-------- RECORDS SHOWN
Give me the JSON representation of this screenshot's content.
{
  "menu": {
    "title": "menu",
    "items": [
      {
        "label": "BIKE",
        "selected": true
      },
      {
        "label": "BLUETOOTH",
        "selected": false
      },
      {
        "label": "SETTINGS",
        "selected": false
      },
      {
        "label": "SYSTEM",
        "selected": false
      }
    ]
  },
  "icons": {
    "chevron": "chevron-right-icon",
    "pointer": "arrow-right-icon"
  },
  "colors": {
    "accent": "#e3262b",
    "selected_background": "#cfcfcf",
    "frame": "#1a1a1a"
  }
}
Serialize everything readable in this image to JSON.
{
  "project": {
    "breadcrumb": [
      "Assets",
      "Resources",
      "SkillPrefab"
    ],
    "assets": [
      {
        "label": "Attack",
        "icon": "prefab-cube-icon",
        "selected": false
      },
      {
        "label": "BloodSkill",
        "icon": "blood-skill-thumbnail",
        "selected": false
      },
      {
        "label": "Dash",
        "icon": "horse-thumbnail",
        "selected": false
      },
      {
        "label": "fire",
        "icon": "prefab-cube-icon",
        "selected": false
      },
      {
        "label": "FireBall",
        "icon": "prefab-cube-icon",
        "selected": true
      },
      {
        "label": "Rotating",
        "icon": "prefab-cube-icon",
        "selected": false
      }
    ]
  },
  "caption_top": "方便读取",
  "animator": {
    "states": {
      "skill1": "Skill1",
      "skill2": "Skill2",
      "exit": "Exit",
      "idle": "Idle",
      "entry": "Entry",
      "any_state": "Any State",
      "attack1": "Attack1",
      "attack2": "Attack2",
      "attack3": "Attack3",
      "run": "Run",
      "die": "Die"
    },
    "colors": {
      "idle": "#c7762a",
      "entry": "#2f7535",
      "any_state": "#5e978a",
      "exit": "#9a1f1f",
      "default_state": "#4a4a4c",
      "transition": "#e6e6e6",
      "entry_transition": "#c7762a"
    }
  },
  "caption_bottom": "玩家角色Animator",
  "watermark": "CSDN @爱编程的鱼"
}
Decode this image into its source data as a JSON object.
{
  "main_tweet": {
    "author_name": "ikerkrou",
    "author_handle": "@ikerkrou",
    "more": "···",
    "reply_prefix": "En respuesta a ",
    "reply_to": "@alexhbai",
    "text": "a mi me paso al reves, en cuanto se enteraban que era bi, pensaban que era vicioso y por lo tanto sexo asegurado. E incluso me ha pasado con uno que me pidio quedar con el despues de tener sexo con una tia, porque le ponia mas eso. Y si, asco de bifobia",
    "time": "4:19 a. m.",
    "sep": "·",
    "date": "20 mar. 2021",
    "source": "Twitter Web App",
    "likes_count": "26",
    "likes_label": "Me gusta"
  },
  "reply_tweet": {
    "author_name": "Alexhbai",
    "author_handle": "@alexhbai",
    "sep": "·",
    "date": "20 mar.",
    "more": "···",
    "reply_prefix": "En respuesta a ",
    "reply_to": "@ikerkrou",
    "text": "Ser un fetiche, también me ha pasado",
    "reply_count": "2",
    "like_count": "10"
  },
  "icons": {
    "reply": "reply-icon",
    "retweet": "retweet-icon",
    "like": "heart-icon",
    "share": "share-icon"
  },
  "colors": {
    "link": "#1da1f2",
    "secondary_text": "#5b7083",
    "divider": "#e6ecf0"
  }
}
----------------
Look above for the line that holds "Decode this image", then copy it and each line after it exactly, through the last line of the data.

Decode this image into its source data as a JSON object.
{
  "main_tweet": {
    "author_name": "ikerkrou",
    "author_handle": "@ikerkrou",
    "more": "···",
    "reply_prefix": "En respuesta a ",
    "reply_to": "@alexhbai",
    "text": "a mi me paso al reves, en cuanto se enteraban que era bi, pensaban que era vicioso y por lo tanto sexo asegurado. E incluso me ha pasado con uno que me pidio quedar con el despues de tener sexo con una tia, porque le ponia mas eso. Y si, asco de bifobia",
    "time": "4:19 a. m.",
    "sep": "·",
    "date": "20 mar. 2021",
    "source": "Twitter Web App",
    "likes_count": "26",
    "likes_label": "Me gusta"
  },
  "reply_tweet": {
    "author_name": "Alexhbai",
    "author_handle": "@alexhbai",
    "sep": "·",
    "date": "20 mar.",
    "more": "···",
    "reply_prefix": "En respuesta a ",
    "reply_to": "@ikerkrou",
    "text": "Ser un fetiche, también me ha pasado",
    "reply_count": "2",
    "like_count": "10"
  },
  "icons": {
    "reply": "reply-icon",
    "retweet": "retweet-icon",
    "like": "heart-icon",
    "share": "share-icon"
  },
  "colors": {
    "link": "#1da1f2",
    "secondary_text": "#5b7083",
    "divider": "#e6ecf0"
  }
}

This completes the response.